**TASK GOAL**
Which lines hold the string "name"? Copy every one of them.

Stored data entries:

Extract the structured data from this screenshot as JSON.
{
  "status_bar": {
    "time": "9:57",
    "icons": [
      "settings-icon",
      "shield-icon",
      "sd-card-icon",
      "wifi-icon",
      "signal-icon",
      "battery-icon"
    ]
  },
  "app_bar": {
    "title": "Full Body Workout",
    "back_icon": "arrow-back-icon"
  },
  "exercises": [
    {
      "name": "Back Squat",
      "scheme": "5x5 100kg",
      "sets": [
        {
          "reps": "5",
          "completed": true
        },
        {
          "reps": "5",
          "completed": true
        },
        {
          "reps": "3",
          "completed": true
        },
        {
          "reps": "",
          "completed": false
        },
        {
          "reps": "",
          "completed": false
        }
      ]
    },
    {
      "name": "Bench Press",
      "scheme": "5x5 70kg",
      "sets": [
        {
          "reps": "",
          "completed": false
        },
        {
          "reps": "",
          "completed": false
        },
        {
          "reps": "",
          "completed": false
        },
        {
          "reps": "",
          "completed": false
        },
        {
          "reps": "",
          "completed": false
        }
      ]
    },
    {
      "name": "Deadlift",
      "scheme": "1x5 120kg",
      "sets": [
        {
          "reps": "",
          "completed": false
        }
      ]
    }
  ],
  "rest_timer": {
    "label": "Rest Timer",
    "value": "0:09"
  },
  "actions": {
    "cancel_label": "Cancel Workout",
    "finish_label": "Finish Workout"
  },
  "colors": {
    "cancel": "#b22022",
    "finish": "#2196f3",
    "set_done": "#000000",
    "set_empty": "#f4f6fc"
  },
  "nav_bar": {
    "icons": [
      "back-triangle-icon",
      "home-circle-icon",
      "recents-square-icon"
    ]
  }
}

**RESPONSE**
      "name": "Back Squat",
      "name": "Bench Press",
      "name": "Deadlift",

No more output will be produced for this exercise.